- [READING PASSAGE]
* * * *
Re: [PATCH 22/35] x86/mm: Prevent VM_WRITE shadow stacks

From: Dave Hansen
Date: Fri Feb 11 2022 - 17:19:57 EST


On 1/30/22 13:18, Rick Edgecombe wrote:
> Shadow stack accesses are writes from handle_mm_fault() perspective. So to
> generate the correct PTE, maybe_mkwrite() will rely on the presence of
> VM_SHADOW_STACK or VM_WRITE in the vma.
>
> In future patches, when VM_SHADOW_STACK is actually creatable by
> userspace, a problem could happen if a user calls
> mprotect( , , PROT_WRITE) on VM_SHADOW_STACK shadow stack memory. The code
> would then be confused in the event of shadow stack accesses, and create a
> writable PTE for a shadow stack access. Then the process would fault in a
> loop.
>
> Prevent this from happening by blocking this kind of memory (VM_WRITE and
> VM_SHADOW_STACK) from being created, instead of complicating the fault
> handler logic to handle it.
>
> Add an x86 arch_validate_flags() implementation to handle the check.
> Rename the uapi/asm/mman.h header guard to be able to use it for
> arch/x86/include/asm/mman.h where the arch_validate_flags() will be.
* * * *
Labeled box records
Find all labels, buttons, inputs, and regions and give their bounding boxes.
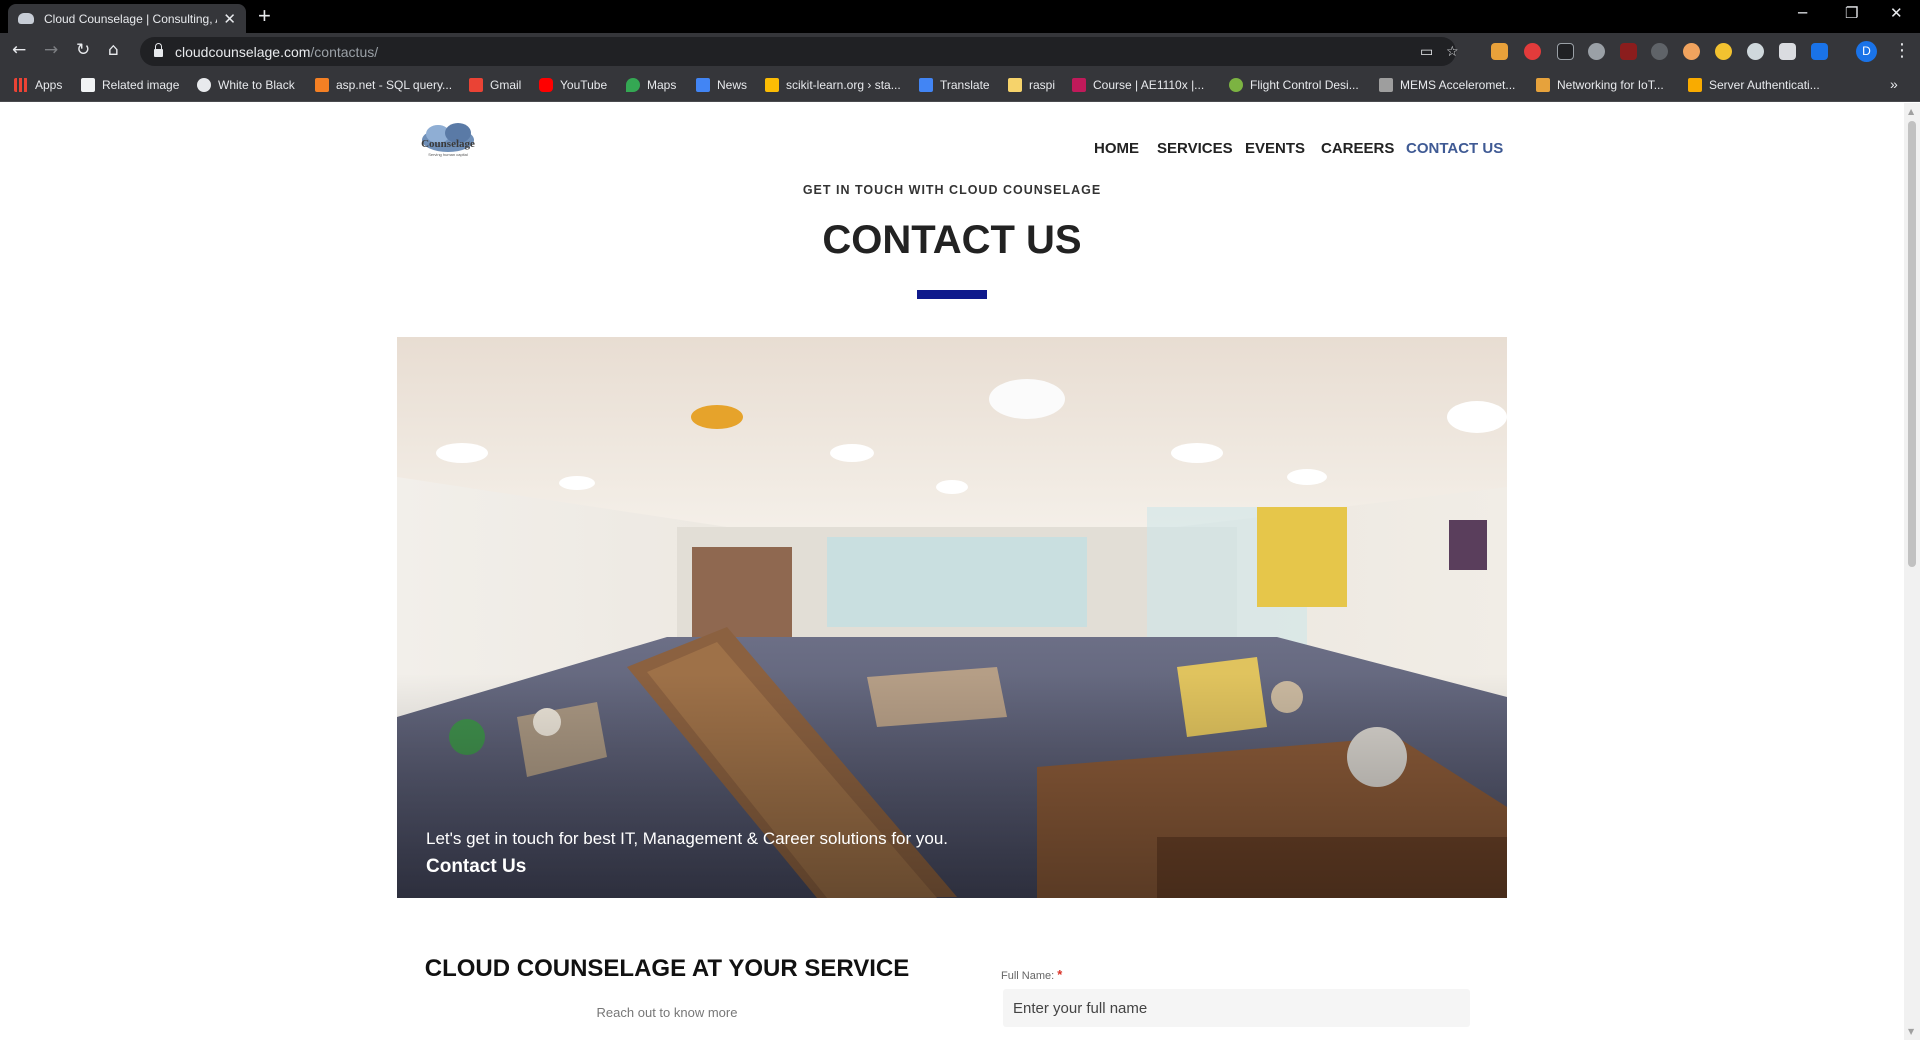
globe-icon [197,78,211,92]
extension-key-icon[interactable] [1491,43,1508,60]
browser-toolbar: ← → ↻ ⌂ cloudcounselage.com/contactus/ ▭… [0,33,1920,70]
browser-tab[interactable]: Cloud Counselage | Consulting, A ✕ [8,4,246,33]
bookmark-server-auth[interactable]: Server Authenticati... [1688,78,1820,92]
page-title: CONTACT US [822,218,1082,262]
browser-menu-icon[interactable]: ⋮ [1893,40,1911,61]
full-name-input[interactable] [1003,989,1470,1027]
home-icon[interactable]: ⌂ [108,40,119,60]
counselage-logo[interactable]: Counselage Serving human capital [408,120,488,162]
bookmark-related-image[interactable]: Related image [81,78,179,92]
scroll-up-icon[interactable]: ▲ [1908,107,1914,116]
extension-feather-icon[interactable] [1651,43,1668,60]
extension-cookie-icon[interactable] [1683,43,1700,60]
tab-title: Cloud Counselage | Consulting, A [44,11,218,26]
bookmark-news[interactable]: News [696,78,747,92]
address-bar[interactable]: cloudcounselage.com/contactus/ ▭ ☆ [140,37,1459,66]
bookmark-course[interactable]: Course | AE1110x |... [1072,78,1204,92]
logo-text: Counselage [421,138,475,150]
bookmark-flight-control[interactable]: Flight Control Desi... [1229,78,1359,92]
hero-subtitle: Contact Us [426,856,527,877]
stackoverflow-icon [315,78,329,92]
logo-tagline: Serving human capital [428,152,468,157]
hero-caption: Let's get in touch for best IT, Manageme… [426,829,949,848]
bookmark-white-to-black[interactable]: White to Black [197,78,295,92]
extension-react-icon[interactable] [1747,43,1764,60]
url-host: cloudcounselage.com [175,43,311,60]
restore-icon[interactable]: ❐ [1845,4,1858,22]
youtube-icon [539,78,553,92]
page-icon [81,78,95,92]
url-path: /contactus/ [310,43,379,60]
service-subheading: Reach out to know more [596,1005,738,1020]
folder-icon [1008,78,1022,92]
extension-check-icon[interactable] [1715,43,1732,60]
service-heading: CLOUD COUNSELAGE AT YOUR SERVICE [424,955,910,982]
reload-icon[interactable]: ↻ [76,40,90,60]
page-scrollbar[interactable]: ▲ ▼ [1904,103,1920,1040]
title-underline-bar [917,290,987,299]
bookmark-translate[interactable]: Translate [919,78,990,92]
close-tab-icon[interactable]: ✕ [223,10,236,28]
edx-icon [1072,78,1086,92]
maps-pin-icon [626,78,640,92]
course-icon [1229,78,1243,92]
nav-contact-us[interactable]: CONTACT US [1406,140,1503,157]
browser-tab-strip: Cloud Counselage | Consulting, A ✕ + ─ ❐… [0,0,1920,33]
translate-icon [919,78,933,92]
bookmark-star-icon[interactable]: ☆ [1446,44,1459,60]
new-tab-icon[interactable]: + [258,3,271,29]
bookmark-gmail[interactable]: Gmail [469,78,521,92]
news-icon [696,78,710,92]
full-name-label: Full Name: * [1001,967,1063,982]
bookmark-scikit-learn[interactable]: scikit-learn.org › sta... [765,78,901,92]
section-eyebrow: GET IN TOUCH WITH CLOUD COUNSELAGE [802,183,1102,197]
nav-home[interactable]: HOME [1094,140,1139,157]
university-icon [1379,78,1393,92]
scrollbar-thumb[interactable] [1908,121,1916,567]
bookmark-maps[interactable]: Maps [626,78,676,92]
extension-h-icon[interactable] [1620,43,1637,60]
office-lounge-photo [397,337,1507,898]
back-icon[interactable]: ← [12,40,26,60]
more-bookmarks-icon[interactable]: » [1890,76,1898,92]
minimize-icon[interactable]: ─ [1798,4,1807,22]
e-logo-icon [1536,78,1550,92]
bookmark-aspnet[interactable]: asp.net - SQL query... [315,78,452,92]
extension-ui-icon[interactable] [1811,43,1828,60]
cloud-favicon-icon [18,13,34,24]
profile-avatar[interactable]: D [1856,41,1877,62]
lock-icon [154,43,163,57]
bookmarks-bar: Apps Related image White to Black asp.ne… [0,70,1920,102]
google-drive-icon [765,78,779,92]
extension-arc-icon[interactable] [1588,43,1605,60]
nav-careers[interactable]: CAREERS [1321,140,1394,157]
close-window-icon[interactable]: ✕ [1890,4,1903,22]
bookmark-raspi[interactable]: raspi [1008,78,1055,92]
bookmark-mems[interactable]: MEMS Acceleromet... [1379,78,1515,92]
extension-terminal-icon[interactable] [1557,43,1574,60]
gmail-icon [469,78,483,92]
bookmark-networking[interactable]: Networking for IoT... [1536,78,1664,92]
forward-icon[interactable]: → [44,40,58,60]
webpage: Counselage Serving human capital HOME SE… [0,103,1904,1040]
apps-grid-icon [14,78,28,92]
hero-image: Let's get in touch for best IT, Manageme… [397,337,1507,898]
required-marker: * [1057,967,1063,982]
bookmark-apps[interactable]: Apps [14,78,62,92]
bookmark-youtube[interactable]: YouTube [539,78,607,92]
scroll-down-icon[interactable]: ▼ [1908,1027,1914,1036]
extension-shield-icon[interactable] [1524,43,1541,60]
nav-events[interactable]: EVENTS [1245,140,1305,157]
extension-pen-icon[interactable] [1779,43,1796,60]
cast-icon[interactable]: ▭ [1420,44,1433,60]
nav-services[interactable]: SERVICES [1157,140,1233,157]
box-icon [1688,78,1702,92]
* * * *
- [OBJECTIVES]
1. Transcribe the patch reply from "On 1/30/22 13:18, Rick" up to and including "in the vma.".
2. Restate word for word the lines of the records from the line with "globe-icon [197,78,211,92]" up to and including the line with "extension-check-icon[interactable] [1715,43,1732,60]".
The patch reply and the records come from unrelated sources.

- [REPLIES]
1.
On 1/30/22 13:18, Rick Edgecombe wrote:
> Shadow stack accesses are writes from handle_mm_fault() perspective. So to
> generate the correct PTE, maybe_mkwrite() will rely on the presence of
> VM_SHADOW_STACK or VM_WRITE in the vma.

2.
globe-icon [197,78,211,92]
extension-key-icon[interactable] [1491,43,1508,60]
browser-toolbar: ← → ↻ ⌂ cloudcounselage.com/contactus/ ▭… [0,33,1920,70]
browser-tab[interactable]: Cloud Counselage | Consulting, A ✕ [8,4,246,33]
bookmark-server-auth[interactable]: Server Authenticati... [1688,78,1820,92]
page-title: CONTACT US [822,218,1082,262]
browser-menu-icon[interactable]: ⋮ [1893,40,1911,61]
full-name-input[interactable] [1003,989,1470,1027]
home-icon[interactable]: ⌂ [108,40,119,60]
counselage-logo[interactable]: Counselage Serving human capital [408,120,488,162]
bookmark-related-image[interactable]: Related image [81,78,179,92]
scroll-up-icon[interactable]: ▲ [1908,107,1914,116]
extension-feather-icon[interactable] [1651,43,1668,60]
extension-cookie-icon[interactable] [1683,43,1700,60]
tab-title: Cloud Counselage | Consulting, A [44,11,218,26]
bookmark-news[interactable]: News [696,78,747,92]
address-bar[interactable]: cloudcounselage.com/contactus/ ▭ ☆ [140,37,1459,66]
bookmark-course[interactable]: Course | AE1110x |... [1072,78,1204,92]
logo-text: Counselage [421,138,475,150]
bookmark-flight-control[interactable]: Flight Control Desi... [1229,78,1359,92]
hero-subtitle: Contact Us [426,856,527,877]
stackoverflow-icon [315,78,329,92]
logo-tagline: Serving human capital [428,152,468,157]
hero-caption: Let's get in touch for best IT, Manageme… [426,829,949,848]
bookmark-white-to-black[interactable]: White to Black [197,78,295,92]
extension-react-icon[interactable] [1747,43,1764,60]
url-host: cloudcounselage.com [175,43,311,60]
restore-icon[interactable]: ❐ [1845,4,1858,22]
youtube-icon [539,78,553,92]
page-icon [81,78,95,92]
url-path: /contactus/ [310,43,379,60]
service-subheading: Reach out to know more [596,1005,738,1020]
folder-icon [1008,78,1022,92]
extension-check-icon[interactable] [1715,43,1732,60]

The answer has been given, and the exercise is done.